Stated goal:
Count every line where "Enforcing" shows up, and give that number only.
----- Listed entries
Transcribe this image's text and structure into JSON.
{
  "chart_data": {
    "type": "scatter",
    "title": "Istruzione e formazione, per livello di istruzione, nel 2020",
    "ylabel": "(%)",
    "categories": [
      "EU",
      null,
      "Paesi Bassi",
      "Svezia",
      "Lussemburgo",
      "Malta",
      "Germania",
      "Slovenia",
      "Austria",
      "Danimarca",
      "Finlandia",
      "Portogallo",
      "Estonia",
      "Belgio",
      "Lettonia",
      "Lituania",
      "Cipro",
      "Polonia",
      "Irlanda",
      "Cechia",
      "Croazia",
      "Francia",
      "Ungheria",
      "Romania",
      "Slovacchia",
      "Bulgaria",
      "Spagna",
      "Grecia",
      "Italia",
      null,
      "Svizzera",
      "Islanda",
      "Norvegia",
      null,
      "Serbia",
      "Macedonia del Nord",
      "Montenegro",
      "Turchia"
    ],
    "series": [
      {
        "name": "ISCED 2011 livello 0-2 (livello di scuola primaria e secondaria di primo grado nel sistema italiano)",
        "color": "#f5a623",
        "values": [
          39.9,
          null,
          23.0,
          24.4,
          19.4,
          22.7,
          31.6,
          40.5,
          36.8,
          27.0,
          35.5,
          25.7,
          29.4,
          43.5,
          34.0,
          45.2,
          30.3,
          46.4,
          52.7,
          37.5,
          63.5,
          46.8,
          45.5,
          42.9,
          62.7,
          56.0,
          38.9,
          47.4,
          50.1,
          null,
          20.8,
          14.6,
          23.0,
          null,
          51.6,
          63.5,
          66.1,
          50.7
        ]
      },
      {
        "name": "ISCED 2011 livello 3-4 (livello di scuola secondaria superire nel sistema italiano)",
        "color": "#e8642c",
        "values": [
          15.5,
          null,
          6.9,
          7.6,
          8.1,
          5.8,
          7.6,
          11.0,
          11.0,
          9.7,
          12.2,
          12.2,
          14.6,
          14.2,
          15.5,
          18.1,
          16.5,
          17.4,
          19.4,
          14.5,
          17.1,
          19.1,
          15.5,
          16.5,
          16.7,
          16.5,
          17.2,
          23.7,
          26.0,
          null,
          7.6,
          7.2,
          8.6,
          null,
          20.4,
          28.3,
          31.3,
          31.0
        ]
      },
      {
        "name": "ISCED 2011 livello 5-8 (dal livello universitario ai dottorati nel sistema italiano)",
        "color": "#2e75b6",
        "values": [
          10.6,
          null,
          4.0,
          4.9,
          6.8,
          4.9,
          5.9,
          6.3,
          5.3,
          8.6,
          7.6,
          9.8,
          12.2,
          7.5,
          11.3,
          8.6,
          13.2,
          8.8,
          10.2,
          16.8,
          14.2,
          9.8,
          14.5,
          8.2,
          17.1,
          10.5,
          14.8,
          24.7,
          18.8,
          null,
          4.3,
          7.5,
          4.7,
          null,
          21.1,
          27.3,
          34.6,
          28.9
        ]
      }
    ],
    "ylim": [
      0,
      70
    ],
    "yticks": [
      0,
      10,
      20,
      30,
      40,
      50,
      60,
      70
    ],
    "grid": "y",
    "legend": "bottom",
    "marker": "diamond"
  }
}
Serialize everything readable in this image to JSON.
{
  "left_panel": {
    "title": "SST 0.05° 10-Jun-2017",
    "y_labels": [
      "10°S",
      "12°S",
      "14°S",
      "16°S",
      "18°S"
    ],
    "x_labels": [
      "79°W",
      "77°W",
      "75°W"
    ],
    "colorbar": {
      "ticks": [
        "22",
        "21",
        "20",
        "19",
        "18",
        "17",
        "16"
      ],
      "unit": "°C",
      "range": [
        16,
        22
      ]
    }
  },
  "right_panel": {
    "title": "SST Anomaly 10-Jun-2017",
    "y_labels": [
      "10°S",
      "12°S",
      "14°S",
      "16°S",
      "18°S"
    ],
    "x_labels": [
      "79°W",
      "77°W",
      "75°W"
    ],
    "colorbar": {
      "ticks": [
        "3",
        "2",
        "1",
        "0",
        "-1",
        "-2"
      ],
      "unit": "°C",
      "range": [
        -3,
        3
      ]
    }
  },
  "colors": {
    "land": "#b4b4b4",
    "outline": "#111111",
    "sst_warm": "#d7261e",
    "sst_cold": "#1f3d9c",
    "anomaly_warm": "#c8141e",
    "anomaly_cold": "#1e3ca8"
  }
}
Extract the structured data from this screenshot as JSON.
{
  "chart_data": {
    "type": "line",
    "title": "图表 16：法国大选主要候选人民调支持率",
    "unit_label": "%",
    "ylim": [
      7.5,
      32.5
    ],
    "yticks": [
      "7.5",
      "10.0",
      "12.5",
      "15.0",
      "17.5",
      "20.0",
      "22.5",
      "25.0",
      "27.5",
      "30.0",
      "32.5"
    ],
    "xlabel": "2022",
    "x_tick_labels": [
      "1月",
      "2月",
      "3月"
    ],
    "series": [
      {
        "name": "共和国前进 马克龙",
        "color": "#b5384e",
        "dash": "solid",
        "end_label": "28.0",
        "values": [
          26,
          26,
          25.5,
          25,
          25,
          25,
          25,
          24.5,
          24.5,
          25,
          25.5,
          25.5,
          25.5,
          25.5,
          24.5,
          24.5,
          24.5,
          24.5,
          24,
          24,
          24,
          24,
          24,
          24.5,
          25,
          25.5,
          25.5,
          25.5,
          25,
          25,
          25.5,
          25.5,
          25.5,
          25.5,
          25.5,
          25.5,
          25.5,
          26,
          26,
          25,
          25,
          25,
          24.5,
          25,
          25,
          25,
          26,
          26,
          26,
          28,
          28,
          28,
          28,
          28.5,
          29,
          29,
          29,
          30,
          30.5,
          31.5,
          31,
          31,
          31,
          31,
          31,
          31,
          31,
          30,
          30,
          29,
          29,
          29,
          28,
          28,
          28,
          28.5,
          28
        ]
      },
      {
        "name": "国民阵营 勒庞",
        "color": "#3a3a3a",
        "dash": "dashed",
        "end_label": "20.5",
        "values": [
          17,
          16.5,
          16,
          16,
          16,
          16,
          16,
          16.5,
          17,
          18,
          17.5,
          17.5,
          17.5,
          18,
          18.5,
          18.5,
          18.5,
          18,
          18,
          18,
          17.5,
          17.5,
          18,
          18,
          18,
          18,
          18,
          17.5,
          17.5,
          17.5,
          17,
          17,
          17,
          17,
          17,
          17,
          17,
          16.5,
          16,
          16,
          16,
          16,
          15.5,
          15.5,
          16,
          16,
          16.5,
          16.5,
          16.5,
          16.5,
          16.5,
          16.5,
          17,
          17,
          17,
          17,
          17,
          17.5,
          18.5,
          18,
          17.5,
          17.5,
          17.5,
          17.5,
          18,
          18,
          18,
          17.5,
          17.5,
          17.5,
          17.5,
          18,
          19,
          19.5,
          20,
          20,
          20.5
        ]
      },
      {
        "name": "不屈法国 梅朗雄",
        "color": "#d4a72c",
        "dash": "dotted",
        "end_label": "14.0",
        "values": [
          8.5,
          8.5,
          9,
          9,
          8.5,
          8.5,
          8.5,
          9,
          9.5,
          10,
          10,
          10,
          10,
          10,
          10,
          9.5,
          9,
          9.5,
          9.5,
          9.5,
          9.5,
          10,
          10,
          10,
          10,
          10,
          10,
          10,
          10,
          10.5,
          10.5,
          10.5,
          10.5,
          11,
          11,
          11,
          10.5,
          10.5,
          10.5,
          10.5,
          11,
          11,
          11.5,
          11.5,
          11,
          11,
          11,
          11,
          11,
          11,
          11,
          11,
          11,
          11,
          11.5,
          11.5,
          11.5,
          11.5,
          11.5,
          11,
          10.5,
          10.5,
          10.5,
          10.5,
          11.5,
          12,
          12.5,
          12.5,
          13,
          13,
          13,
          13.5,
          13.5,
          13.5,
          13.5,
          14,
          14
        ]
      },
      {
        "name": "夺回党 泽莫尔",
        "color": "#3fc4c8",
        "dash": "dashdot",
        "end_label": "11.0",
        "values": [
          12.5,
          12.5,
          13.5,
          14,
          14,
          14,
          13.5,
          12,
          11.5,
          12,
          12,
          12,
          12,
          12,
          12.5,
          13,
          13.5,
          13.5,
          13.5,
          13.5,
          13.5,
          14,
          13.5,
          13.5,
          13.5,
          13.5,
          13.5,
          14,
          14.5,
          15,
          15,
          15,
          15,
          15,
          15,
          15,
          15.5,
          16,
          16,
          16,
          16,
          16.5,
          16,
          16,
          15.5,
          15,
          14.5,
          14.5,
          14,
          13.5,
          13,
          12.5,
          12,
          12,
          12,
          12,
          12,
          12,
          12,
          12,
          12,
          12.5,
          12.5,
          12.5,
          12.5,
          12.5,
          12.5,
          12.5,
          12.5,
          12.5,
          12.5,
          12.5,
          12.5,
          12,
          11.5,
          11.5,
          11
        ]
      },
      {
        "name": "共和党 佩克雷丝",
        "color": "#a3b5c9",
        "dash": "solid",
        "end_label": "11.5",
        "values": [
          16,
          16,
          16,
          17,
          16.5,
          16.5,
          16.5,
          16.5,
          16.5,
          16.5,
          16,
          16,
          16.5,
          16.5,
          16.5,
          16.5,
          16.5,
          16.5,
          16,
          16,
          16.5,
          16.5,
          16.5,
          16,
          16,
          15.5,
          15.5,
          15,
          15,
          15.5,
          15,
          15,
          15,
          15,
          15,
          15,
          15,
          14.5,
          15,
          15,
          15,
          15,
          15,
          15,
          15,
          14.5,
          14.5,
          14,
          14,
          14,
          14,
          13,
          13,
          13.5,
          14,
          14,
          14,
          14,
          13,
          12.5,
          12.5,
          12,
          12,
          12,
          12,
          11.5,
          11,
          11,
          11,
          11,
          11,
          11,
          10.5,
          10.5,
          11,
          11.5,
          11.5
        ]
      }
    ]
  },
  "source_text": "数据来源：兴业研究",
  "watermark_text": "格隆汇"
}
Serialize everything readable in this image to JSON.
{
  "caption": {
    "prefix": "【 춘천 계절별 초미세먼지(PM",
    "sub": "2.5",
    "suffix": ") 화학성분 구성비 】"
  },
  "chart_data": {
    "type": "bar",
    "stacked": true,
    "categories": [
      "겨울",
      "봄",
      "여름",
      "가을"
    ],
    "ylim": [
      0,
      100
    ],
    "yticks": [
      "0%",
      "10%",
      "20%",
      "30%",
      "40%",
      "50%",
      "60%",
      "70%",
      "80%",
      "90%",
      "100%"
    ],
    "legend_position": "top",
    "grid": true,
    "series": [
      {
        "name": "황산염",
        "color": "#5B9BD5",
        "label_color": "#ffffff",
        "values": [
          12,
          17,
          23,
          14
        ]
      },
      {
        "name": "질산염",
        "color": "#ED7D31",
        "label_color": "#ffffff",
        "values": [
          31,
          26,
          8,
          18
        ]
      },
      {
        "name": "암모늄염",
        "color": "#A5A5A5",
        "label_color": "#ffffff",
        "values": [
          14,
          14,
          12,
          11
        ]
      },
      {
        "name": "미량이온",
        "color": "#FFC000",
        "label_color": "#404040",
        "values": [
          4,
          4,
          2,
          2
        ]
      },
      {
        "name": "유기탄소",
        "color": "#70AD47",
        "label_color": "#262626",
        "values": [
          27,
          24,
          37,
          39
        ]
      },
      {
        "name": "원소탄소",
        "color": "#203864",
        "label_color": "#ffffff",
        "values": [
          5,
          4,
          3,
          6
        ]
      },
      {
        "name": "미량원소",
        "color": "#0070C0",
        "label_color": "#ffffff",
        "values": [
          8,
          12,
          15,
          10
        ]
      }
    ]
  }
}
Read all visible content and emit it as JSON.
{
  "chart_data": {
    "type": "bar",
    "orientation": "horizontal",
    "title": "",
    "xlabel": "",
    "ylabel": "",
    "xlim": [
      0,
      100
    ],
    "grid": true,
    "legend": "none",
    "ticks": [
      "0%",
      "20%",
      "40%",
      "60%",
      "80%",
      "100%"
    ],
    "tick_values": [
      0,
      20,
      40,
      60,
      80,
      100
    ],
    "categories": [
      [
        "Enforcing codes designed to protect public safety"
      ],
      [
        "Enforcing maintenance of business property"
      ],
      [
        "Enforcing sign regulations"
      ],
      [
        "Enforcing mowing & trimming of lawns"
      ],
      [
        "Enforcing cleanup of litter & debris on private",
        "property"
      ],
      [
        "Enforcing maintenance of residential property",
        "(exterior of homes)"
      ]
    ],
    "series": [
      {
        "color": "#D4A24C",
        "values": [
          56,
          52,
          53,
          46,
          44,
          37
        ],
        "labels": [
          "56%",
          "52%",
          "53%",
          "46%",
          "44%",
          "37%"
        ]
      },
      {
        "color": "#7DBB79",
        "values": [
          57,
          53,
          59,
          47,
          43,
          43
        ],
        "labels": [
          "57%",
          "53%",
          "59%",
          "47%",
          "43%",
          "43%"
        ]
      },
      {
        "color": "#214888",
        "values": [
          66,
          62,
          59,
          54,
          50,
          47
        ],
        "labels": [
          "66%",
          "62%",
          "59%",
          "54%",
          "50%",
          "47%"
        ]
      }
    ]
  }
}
----------
Final answer:
6